*TASK TO COMPLETE*
Search the data for the word "конкурсного" and copy every line that contains it.

*ENTRIES PROVIDED*
--

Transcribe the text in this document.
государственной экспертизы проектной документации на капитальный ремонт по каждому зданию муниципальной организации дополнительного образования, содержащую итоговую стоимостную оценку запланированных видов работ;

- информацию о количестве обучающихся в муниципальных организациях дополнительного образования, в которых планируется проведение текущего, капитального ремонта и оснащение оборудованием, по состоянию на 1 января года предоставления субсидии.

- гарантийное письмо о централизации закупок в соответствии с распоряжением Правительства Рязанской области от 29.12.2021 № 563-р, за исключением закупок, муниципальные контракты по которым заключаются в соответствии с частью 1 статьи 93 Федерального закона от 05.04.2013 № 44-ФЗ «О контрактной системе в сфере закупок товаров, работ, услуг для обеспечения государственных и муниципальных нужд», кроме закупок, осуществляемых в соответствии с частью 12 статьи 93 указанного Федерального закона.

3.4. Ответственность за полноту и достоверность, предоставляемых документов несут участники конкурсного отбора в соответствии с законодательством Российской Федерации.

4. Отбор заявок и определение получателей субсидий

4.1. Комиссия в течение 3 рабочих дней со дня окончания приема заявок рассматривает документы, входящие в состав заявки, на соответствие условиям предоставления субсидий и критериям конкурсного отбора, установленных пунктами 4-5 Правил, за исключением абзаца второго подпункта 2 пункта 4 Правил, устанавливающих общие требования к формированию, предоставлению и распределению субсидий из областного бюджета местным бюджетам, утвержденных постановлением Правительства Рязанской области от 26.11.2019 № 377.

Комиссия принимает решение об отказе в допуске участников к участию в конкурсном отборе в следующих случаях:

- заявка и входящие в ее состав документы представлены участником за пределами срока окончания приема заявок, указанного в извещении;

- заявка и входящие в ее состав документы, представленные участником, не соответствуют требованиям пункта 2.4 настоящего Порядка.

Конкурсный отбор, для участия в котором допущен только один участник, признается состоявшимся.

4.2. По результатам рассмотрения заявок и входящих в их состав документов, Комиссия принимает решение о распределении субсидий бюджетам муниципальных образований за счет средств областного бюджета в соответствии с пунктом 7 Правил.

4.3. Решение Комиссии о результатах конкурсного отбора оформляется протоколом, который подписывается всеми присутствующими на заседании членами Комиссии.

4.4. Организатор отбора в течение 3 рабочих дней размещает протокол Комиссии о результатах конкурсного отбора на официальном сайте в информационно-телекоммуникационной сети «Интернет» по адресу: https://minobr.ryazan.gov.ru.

--

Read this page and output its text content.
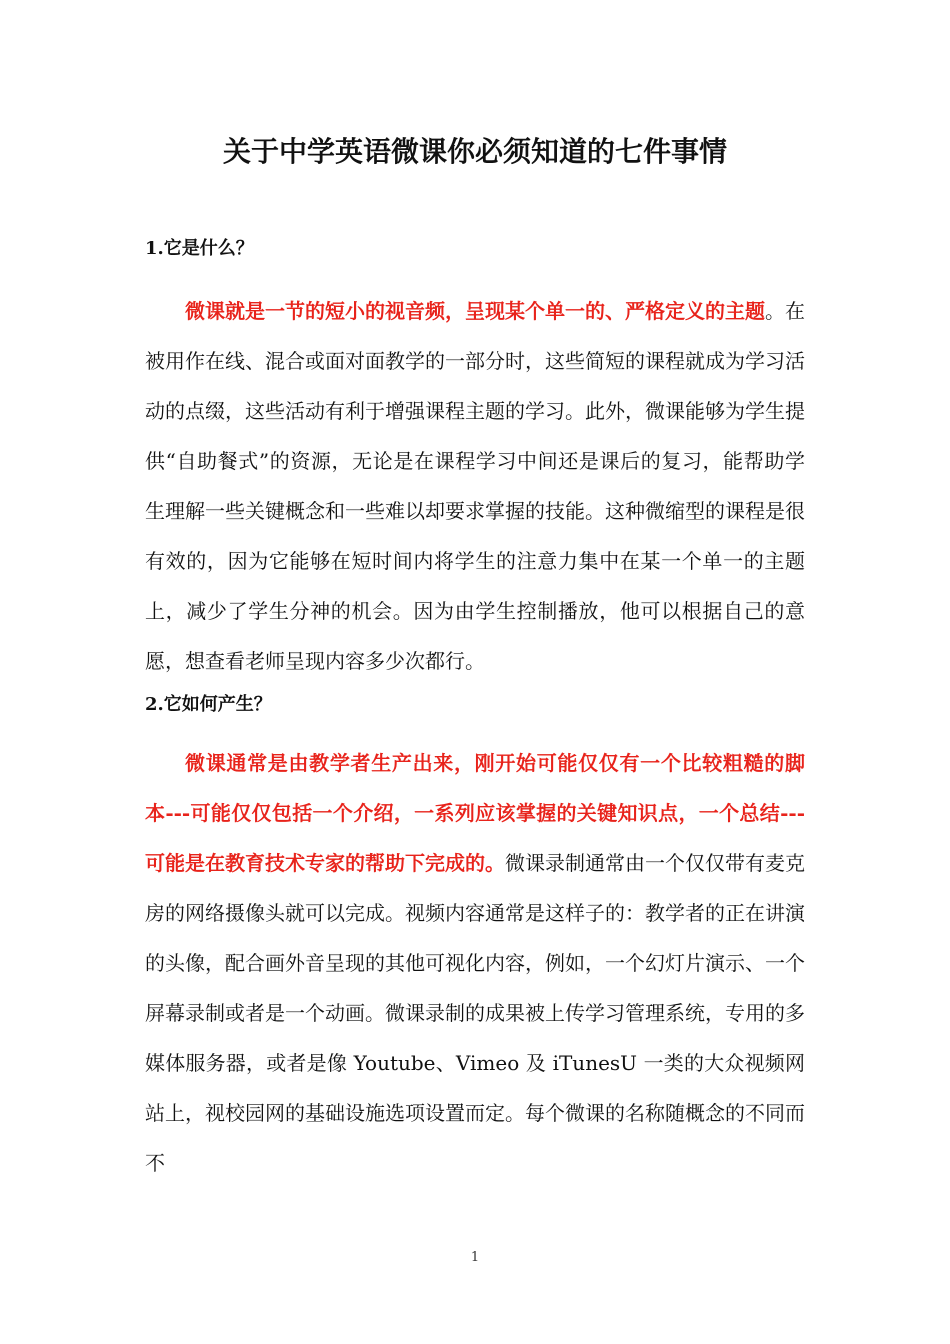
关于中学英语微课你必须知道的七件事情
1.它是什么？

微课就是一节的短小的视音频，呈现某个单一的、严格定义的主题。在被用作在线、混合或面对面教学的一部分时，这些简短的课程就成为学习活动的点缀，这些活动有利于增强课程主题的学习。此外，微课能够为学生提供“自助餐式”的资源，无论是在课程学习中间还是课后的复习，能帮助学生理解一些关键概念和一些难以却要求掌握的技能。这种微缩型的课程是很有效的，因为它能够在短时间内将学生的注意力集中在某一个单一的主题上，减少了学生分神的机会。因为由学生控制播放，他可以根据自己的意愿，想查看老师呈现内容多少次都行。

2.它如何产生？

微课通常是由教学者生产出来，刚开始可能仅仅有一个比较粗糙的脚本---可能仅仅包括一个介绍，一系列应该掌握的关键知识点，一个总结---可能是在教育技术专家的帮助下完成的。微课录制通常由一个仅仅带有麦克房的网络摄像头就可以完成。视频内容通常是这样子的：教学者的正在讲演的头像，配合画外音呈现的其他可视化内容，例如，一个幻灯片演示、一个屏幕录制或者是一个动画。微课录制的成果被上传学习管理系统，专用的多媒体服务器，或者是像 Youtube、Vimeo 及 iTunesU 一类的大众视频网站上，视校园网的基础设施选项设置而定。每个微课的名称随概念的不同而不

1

--

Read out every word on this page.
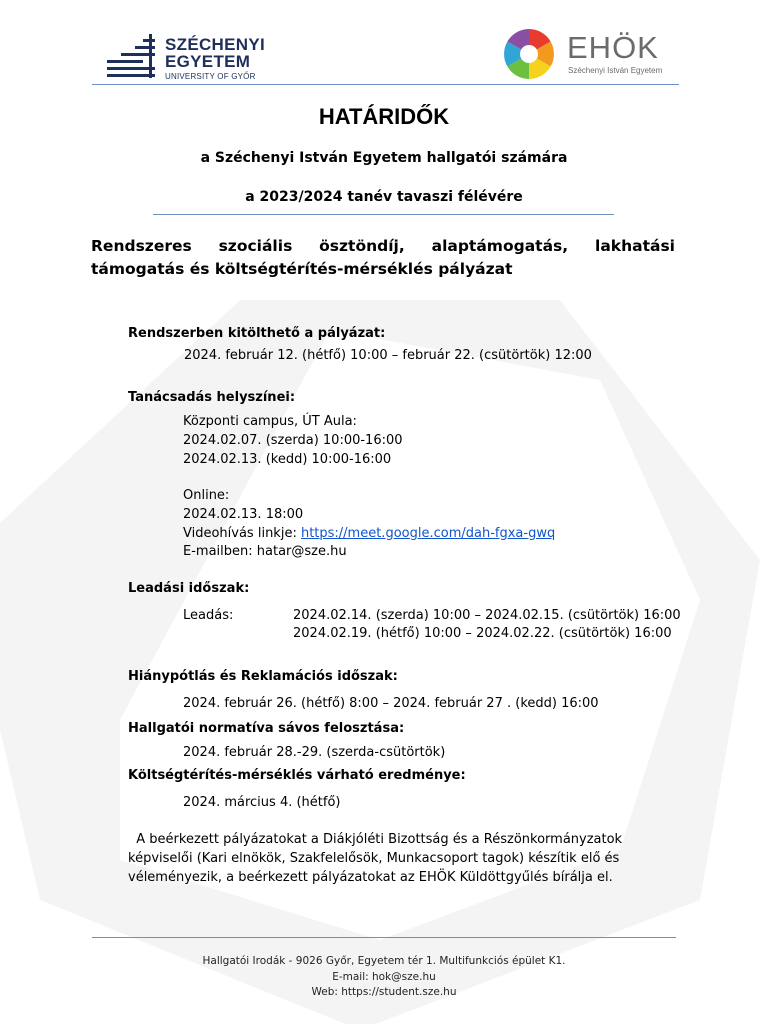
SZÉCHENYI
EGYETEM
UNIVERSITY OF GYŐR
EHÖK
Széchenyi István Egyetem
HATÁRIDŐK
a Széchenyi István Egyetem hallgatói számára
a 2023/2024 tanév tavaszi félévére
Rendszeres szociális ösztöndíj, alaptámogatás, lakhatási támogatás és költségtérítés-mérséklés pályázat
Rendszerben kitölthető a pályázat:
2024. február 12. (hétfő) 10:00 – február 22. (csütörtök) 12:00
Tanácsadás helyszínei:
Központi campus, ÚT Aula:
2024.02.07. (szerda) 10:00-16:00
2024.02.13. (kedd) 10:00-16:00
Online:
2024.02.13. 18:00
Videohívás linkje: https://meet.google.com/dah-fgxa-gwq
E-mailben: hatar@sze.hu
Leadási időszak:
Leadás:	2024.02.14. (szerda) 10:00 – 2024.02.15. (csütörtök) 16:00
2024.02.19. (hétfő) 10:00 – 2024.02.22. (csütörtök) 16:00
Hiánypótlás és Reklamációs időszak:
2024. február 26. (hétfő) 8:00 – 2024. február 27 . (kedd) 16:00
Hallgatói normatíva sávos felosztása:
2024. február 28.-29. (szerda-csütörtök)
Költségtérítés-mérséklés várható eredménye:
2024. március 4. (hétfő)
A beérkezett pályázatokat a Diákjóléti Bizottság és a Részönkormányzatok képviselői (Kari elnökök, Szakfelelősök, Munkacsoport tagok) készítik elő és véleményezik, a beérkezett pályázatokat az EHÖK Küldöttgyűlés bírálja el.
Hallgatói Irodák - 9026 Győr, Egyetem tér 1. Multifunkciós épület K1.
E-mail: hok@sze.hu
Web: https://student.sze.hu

--

*FINISHED TASK*
3.4. Ответственность за полноту и достоверность, предоставляемых документов несут участники конкурсного отбора в соответствии с законодательством Российской Федерации.
4.1. Комиссия в течение 3 рабочих дней со дня окончания приема заявок рассматривает документы, входящие в состав заявки, на соответствие условиям предоставления субсидий и критериям конкурсного отбора, установленных пунктами 4-5 Правил, за исключением абзаца второго подпункта 2 пункта 4 Правил, устанавливающих общие требования к формированию, предоставлению и распределению субсидий из областного бюджета местным бюджетам, утвержденных постановлением Правительства Рязанской области от 26.11.2019 № 377.
4.3. Решение Комиссии о результатах конкурсного отбора оформляется протоколом, который подписывается всеми присутствующими на заседании членами Комиссии.
4.4. Организатор отбора в течение 3 рабочих дней размещает протокол Комиссии о результатах конкурсного отбора на официальном сайте в информационно-телекоммуникационной сети «Интернет» по адресу: https://minobr.ryazan.gov.ru.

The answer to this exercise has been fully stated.